◆ What is being asked ◆
Repeat the material verbatim and drop the pictures.

◆ Stored data ◆

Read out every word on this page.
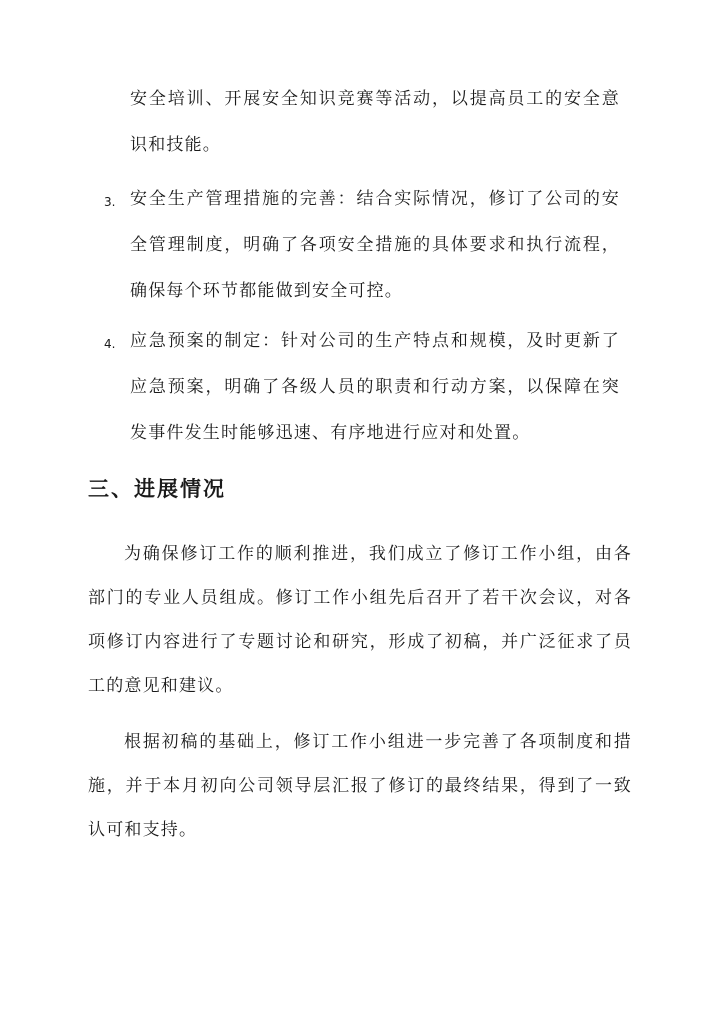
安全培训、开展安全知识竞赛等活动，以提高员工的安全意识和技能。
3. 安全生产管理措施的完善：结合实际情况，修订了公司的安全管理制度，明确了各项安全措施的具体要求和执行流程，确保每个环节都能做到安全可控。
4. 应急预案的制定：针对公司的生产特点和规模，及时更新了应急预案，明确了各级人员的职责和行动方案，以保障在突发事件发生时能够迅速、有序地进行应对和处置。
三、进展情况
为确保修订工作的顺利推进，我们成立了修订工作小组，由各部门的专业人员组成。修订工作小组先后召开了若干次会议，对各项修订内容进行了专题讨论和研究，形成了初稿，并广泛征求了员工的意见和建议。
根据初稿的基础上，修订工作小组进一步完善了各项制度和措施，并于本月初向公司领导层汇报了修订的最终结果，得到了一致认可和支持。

◆ Task output ◆
Read out every word on this page.
安全培训、开展安全知识竞赛等活动，以提高员工的安全意识和技能。
3. 安全生产管理措施的完善：结合实际情况，修订了公司的安全管理制度，明确了各项安全措施的具体要求和执行流程，确保每个环节都能做到安全可控。
4. 应急预案的制定：针对公司的生产特点和规模，及时更新了应急预案，明确了各级人员的职责和行动方案，以保障在突发事件发生时能够迅速、有序地进行应对和处置。
三、进展情况
为确保修订工作的顺利推进，我们成立了修订工作小组，由各部门的专业人员组成。修订工作小组先后召开了若干次会议，对各项修订内容进行了专题讨论和研究，形成了初稿，并广泛征求了员工的意见和建议。
根据初稿的基础上，修订工作小组进一步完善了各项制度和措施，并于本月初向公司领导层汇报了修订的最终结果，得到了一致认可和支持。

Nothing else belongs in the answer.